Goal
Keep the wording of each record exactly the same when you repeat it, and leave out pictures.

= = =

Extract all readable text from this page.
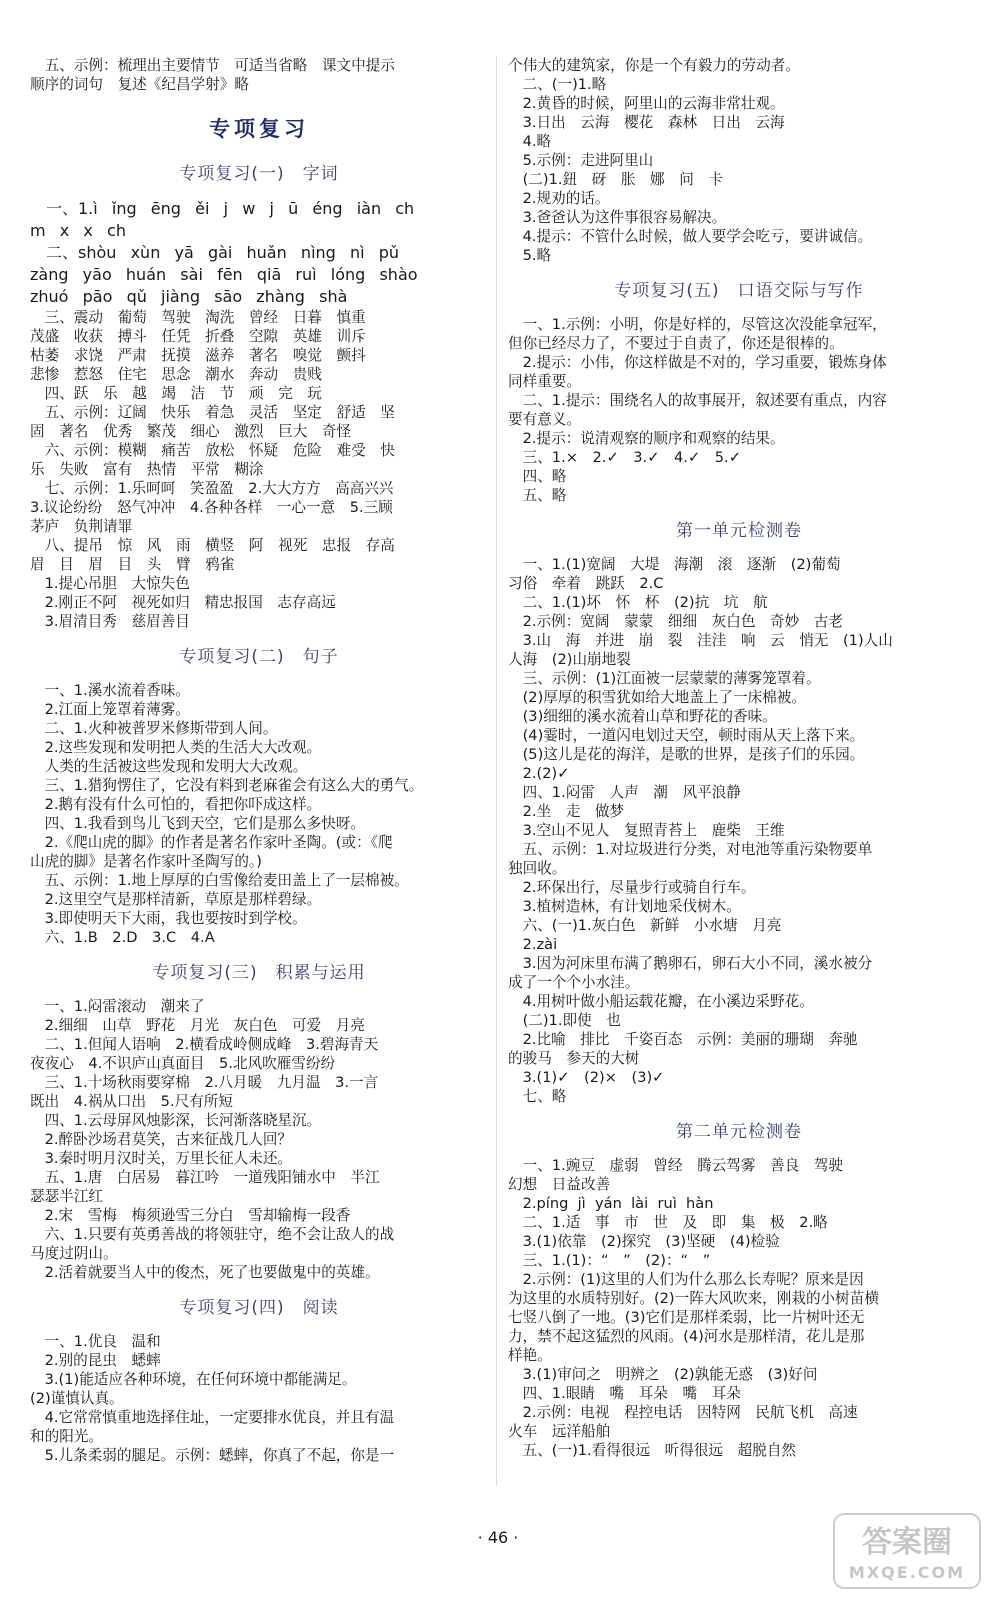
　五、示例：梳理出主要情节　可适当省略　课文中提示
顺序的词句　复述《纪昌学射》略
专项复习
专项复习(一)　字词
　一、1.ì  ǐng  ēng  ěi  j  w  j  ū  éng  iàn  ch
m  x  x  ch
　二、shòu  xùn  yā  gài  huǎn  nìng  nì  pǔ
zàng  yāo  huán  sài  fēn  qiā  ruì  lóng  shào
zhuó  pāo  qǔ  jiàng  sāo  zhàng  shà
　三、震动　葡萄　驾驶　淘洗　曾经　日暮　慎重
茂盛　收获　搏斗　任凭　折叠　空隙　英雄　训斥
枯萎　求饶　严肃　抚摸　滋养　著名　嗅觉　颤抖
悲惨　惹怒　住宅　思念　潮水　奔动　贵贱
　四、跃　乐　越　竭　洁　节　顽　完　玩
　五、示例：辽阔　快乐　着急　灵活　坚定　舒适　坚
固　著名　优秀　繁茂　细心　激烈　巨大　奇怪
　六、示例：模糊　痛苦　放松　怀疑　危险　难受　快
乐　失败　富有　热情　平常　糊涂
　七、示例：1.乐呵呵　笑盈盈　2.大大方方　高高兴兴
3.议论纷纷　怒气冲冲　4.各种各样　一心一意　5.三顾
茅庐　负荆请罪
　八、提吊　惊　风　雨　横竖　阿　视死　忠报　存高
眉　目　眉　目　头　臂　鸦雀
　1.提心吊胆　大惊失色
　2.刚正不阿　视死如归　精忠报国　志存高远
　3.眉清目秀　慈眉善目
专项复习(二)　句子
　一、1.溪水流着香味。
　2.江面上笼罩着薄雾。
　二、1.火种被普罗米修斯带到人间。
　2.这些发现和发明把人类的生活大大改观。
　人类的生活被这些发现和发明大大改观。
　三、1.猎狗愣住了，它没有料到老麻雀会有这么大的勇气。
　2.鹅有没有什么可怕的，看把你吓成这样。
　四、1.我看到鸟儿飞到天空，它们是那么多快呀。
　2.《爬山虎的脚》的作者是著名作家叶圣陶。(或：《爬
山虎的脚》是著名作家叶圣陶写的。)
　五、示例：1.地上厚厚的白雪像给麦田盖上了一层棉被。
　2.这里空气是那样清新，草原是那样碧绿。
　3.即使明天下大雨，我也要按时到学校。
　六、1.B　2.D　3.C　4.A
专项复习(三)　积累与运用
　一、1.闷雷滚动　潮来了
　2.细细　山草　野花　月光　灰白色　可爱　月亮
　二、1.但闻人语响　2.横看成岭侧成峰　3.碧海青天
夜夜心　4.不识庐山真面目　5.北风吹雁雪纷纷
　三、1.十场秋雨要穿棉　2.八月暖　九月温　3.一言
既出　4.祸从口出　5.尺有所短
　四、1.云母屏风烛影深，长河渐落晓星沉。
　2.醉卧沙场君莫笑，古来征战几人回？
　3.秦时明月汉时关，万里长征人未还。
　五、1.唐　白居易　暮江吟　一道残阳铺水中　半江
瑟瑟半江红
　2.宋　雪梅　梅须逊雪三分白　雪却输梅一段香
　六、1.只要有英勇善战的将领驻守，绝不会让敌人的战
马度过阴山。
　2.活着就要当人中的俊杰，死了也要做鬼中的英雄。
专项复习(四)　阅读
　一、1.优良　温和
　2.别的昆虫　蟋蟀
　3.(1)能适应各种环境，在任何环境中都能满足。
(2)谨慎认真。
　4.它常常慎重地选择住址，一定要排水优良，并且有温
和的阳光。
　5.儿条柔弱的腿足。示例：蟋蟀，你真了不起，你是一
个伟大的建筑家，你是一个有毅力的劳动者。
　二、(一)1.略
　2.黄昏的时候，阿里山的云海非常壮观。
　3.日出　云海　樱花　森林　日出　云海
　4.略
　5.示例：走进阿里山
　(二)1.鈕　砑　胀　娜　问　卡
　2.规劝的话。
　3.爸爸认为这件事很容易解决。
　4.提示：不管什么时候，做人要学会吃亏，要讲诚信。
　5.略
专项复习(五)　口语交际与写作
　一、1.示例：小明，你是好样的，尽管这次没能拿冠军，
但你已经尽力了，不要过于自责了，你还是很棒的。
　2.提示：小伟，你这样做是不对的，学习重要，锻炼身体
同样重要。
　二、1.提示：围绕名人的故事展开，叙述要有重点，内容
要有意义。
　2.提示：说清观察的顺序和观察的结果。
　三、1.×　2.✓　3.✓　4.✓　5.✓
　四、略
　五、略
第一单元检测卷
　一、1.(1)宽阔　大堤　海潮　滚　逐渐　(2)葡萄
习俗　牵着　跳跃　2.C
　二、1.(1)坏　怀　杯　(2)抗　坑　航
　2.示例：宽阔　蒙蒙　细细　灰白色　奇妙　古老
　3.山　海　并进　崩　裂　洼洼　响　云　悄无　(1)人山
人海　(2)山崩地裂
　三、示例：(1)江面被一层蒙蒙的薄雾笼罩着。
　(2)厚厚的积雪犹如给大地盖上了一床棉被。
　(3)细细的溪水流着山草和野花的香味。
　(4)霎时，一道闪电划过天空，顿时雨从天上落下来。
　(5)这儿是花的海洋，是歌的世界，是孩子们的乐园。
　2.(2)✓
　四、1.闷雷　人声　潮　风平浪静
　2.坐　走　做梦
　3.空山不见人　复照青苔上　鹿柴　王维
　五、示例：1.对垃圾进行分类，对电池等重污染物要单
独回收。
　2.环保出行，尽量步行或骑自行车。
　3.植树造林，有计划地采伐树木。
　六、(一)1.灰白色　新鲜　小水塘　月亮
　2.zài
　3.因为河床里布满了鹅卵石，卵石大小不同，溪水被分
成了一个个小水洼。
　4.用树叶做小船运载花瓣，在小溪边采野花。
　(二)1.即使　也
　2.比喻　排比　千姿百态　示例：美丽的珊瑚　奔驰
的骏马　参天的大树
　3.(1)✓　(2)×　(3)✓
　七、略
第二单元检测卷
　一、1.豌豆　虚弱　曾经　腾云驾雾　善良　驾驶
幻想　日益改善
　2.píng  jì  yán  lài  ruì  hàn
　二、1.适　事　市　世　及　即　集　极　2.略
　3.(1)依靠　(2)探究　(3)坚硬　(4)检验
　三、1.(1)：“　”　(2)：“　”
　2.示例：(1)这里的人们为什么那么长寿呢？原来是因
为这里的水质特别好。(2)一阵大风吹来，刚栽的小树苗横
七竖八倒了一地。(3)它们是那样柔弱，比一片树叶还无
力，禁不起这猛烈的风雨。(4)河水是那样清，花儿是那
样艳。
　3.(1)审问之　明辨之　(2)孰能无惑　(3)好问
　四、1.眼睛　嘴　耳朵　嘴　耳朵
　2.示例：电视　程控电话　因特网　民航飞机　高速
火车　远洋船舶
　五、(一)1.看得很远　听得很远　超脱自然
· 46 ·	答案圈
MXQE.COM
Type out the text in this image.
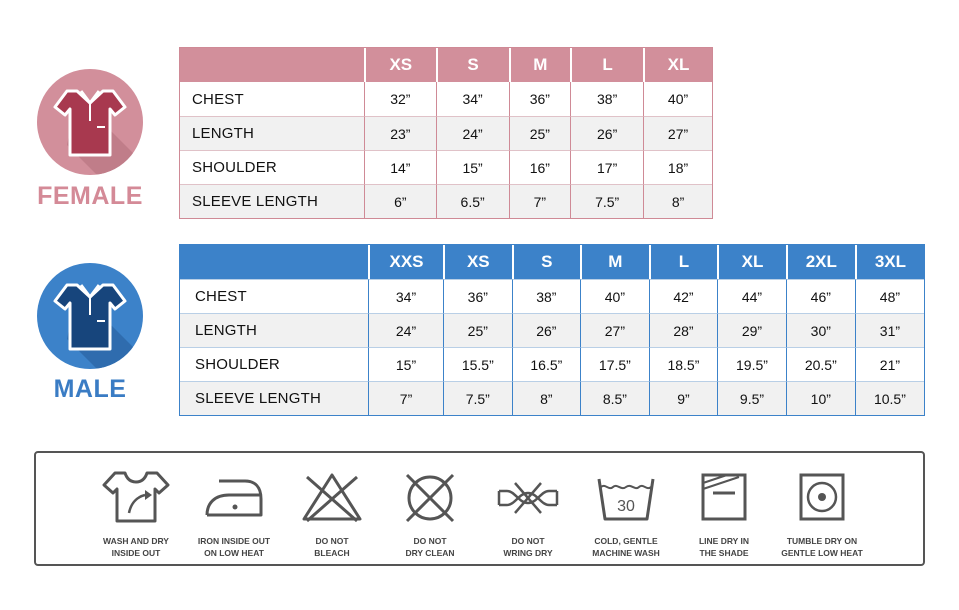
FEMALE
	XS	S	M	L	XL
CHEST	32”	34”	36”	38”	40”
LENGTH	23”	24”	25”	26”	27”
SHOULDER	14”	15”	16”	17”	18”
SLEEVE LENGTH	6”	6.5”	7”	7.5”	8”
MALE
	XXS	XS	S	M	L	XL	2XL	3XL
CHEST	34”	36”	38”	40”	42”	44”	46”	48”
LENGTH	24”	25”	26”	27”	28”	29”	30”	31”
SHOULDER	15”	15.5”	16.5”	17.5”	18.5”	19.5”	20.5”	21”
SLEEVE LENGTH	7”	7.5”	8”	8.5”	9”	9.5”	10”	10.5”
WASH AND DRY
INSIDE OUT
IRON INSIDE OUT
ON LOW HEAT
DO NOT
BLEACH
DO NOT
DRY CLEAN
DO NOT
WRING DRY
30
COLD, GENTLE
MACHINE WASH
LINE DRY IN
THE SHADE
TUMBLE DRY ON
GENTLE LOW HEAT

= = =

Complete answer
Extract all readable text from this page.
　五、示例：梳理出主要情节　可适当省略　课文中提示
顺序的词句　复述《纪昌学射》略
专项复习
专项复习(一)　字词
　一、1.ì  ǐng  ēng  ěi  j  w  j  ū  éng  iàn  ch
m  x  x  ch
　二、shòu  xùn  yā  gài  huǎn  nìng  nì  pǔ
zàng  yāo  huán  sài  fēn  qiā  ruì  lóng  shào
zhuó  pāo  qǔ  jiàng  sāo  zhàng  shà
　三、震动　葡萄　驾驶　淘洗　曾经　日暮　慎重
茂盛　收获　搏斗　任凭　折叠　空隙　英雄　训斥
枯萎　求饶　严肃　抚摸　滋养　著名　嗅觉　颤抖
悲惨　惹怒　住宅　思念　潮水　奔动　贵贱
　四、跃　乐　越　竭　洁　节　顽　完　玩
　五、示例：辽阔　快乐　着急　灵活　坚定　舒适　坚
固　著名　优秀　繁茂　细心　激烈　巨大　奇怪
　六、示例：模糊　痛苦　放松　怀疑　危险　难受　快
乐　失败　富有　热情　平常　糊涂
　七、示例：1.乐呵呵　笑盈盈　2.大大方方　高高兴兴
3.议论纷纷　怒气冲冲　4.各种各样　一心一意　5.三顾
茅庐　负荆请罪
　八、提吊　惊　风　雨　横竖　阿　视死　忠报　存高
眉　目　眉　目　头　臂　鸦雀
　1.提心吊胆　大惊失色
　2.刚正不阿　视死如归　精忠报国　志存高远
　3.眉清目秀　慈眉善目
专项复习(二)　句子
　一、1.溪水流着香味。
　2.江面上笼罩着薄雾。
　二、1.火种被普罗米修斯带到人间。
　2.这些发现和发明把人类的生活大大改观。
　人类的生活被这些发现和发明大大改观。
　三、1.猎狗愣住了，它没有料到老麻雀会有这么大的勇气。
　2.鹅有没有什么可怕的，看把你吓成这样。
　四、1.我看到鸟儿飞到天空，它们是那么多快呀。
　2.《爬山虎的脚》的作者是著名作家叶圣陶。(或：《爬
山虎的脚》是著名作家叶圣陶写的。)
　五、示例：1.地上厚厚的白雪像给麦田盖上了一层棉被。
　2.这里空气是那样清新，草原是那样碧绿。
　3.即使明天下大雨，我也要按时到学校。
　六、1.B　2.D　3.C　4.A
专项复习(三)　积累与运用
　一、1.闷雷滚动　潮来了
　2.细细　山草　野花　月光　灰白色　可爱　月亮
　二、1.但闻人语响　2.横看成岭侧成峰　3.碧海青天
夜夜心　4.不识庐山真面目　5.北风吹雁雪纷纷
　三、1.十场秋雨要穿棉　2.八月暖　九月温　3.一言
既出　4.祸从口出　5.尺有所短
　四、1.云母屏风烛影深，长河渐落晓星沉。
　2.醉卧沙场君莫笑，古来征战几人回？
　3.秦时明月汉时关，万里长征人未还。
　五、1.唐　白居易　暮江吟　一道残阳铺水中　半江
瑟瑟半江红
　2.宋　雪梅　梅须逊雪三分白　雪却输梅一段香
　六、1.只要有英勇善战的将领驻守，绝不会让敌人的战
马度过阴山。
　2.活着就要当人中的俊杰，死了也要做鬼中的英雄。
专项复习(四)　阅读
　一、1.优良　温和
　2.别的昆虫　蟋蟀
　3.(1)能适应各种环境，在任何环境中都能满足。
(2)谨慎认真。
　4.它常常慎重地选择住址，一定要排水优良，并且有温
和的阳光。
　5.儿条柔弱的腿足。示例：蟋蟀，你真了不起，你是一
个伟大的建筑家，你是一个有毅力的劳动者。
　二、(一)1.略
　2.黄昏的时候，阿里山的云海非常壮观。
　3.日出　云海　樱花　森林　日出　云海
　4.略
　5.示例：走进阿里山
　(二)1.鈕　砑　胀　娜　问　卡
　2.规劝的话。
　3.爸爸认为这件事很容易解决。
　4.提示：不管什么时候，做人要学会吃亏，要讲诚信。
　5.略
专项复习(五)　口语交际与写作
　一、1.示例：小明，你是好样的，尽管这次没能拿冠军，
但你已经尽力了，不要过于自责了，你还是很棒的。
　2.提示：小伟，你这样做是不对的，学习重要，锻炼身体
同样重要。
　二、1.提示：围绕名人的故事展开，叙述要有重点，内容
要有意义。
　2.提示：说清观察的顺序和观察的结果。
　三、1.×　2.✓　3.✓　4.✓　5.✓
　四、略
　五、略
第一单元检测卷
　一、1.(1)宽阔　大堤　海潮　滚　逐渐　(2)葡萄
习俗　牵着　跳跃　2.C
　二、1.(1)坏　怀　杯　(2)抗　坑　航
　2.示例：宽阔　蒙蒙　细细　灰白色　奇妙　古老
　3.山　海　并进　崩　裂　洼洼　响　云　悄无　(1)人山
人海　(2)山崩地裂
　三、示例：(1)江面被一层蒙蒙的薄雾笼罩着。
　(2)厚厚的积雪犹如给大地盖上了一床棉被。
　(3)细细的溪水流着山草和野花的香味。
　(4)霎时，一道闪电划过天空，顿时雨从天上落下来。
　(5)这儿是花的海洋，是歌的世界，是孩子们的乐园。
　2.(2)✓
　四、1.闷雷　人声　潮　风平浪静
　2.坐　走　做梦
　3.空山不见人　复照青苔上　鹿柴　王维
　五、示例：1.对垃圾进行分类，对电池等重污染物要单
独回收。
　2.环保出行，尽量步行或骑自行车。
　3.植树造林，有计划地采伐树木。
　六、(一)1.灰白色　新鲜　小水塘　月亮
　2.zài
　3.因为河床里布满了鹅卵石，卵石大小不同，溪水被分
成了一个个小水洼。
　4.用树叶做小船运载花瓣，在小溪边采野花。
　(二)1.即使　也
　2.比喻　排比　千姿百态　示例：美丽的珊瑚　奔驰
的骏马　参天的大树
　3.(1)✓　(2)×　(3)✓
　七、略
第二单元检测卷
　一、1.豌豆　虚弱　曾经　腾云驾雾　善良　驾驶
幻想　日益改善
　2.píng  jì  yán  lài  ruì  hàn
　二、1.适　事　市　世　及　即　集　极　2.略
　3.(1)依靠　(2)探究　(3)坚硬　(4)检验
　三、1.(1)：“　”　(2)：“　”
　2.示例：(1)这里的人们为什么那么长寿呢？原来是因
为这里的水质特别好。(2)一阵大风吹来，刚栽的小树苗横
七竖八倒了一地。(3)它们是那样柔弱，比一片树叶还无
力，禁不起这猛烈的风雨。(4)河水是那样清，花儿是那
样艳。
　3.(1)审问之　明辨之　(2)孰能无惑　(3)好问
　四、1.眼睛　嘴　耳朵　嘴　耳朵
　2.示例：电视　程控电话　因特网　民航飞机　高速
火车　远洋船舶
　五、(一)1.看得很远　听得很远　超脱自然
· 46 ·	答案圈
MXQE.COM
Type out the text in this image.
FEMALE
	XS	S	M	L	XL
CHEST	32”	34”	36”	38”	40”
LENGTH	23”	24”	25”	26”	27”
SHOULDER	14”	15”	16”	17”	18”
SLEEVE LENGTH	6”	6.5”	7”	7.5”	8”
MALE
	XXS	XS	S	M	L	XL	2XL	3XL
CHEST	34”	36”	38”	40”	42”	44”	46”	48”
LENGTH	24”	25”	26”	27”	28”	29”	30”	31”
SHOULDER	15”	15.5”	16.5”	17.5”	18.5”	19.5”	20.5”	21”
SLEEVE LENGTH	7”	7.5”	8”	8.5”	9”	9.5”	10”	10.5”
WASH AND DRY
INSIDE OUT
IRON INSIDE OUT
ON LOW HEAT
DO NOT
BLEACH
DO NOT
DRY CLEAN
DO NOT
WRING DRY
30
COLD, GENTLE
MACHINE WASH
LINE DRY IN
THE SHADE
TUMBLE DRY ON
GENTLE LOW HEAT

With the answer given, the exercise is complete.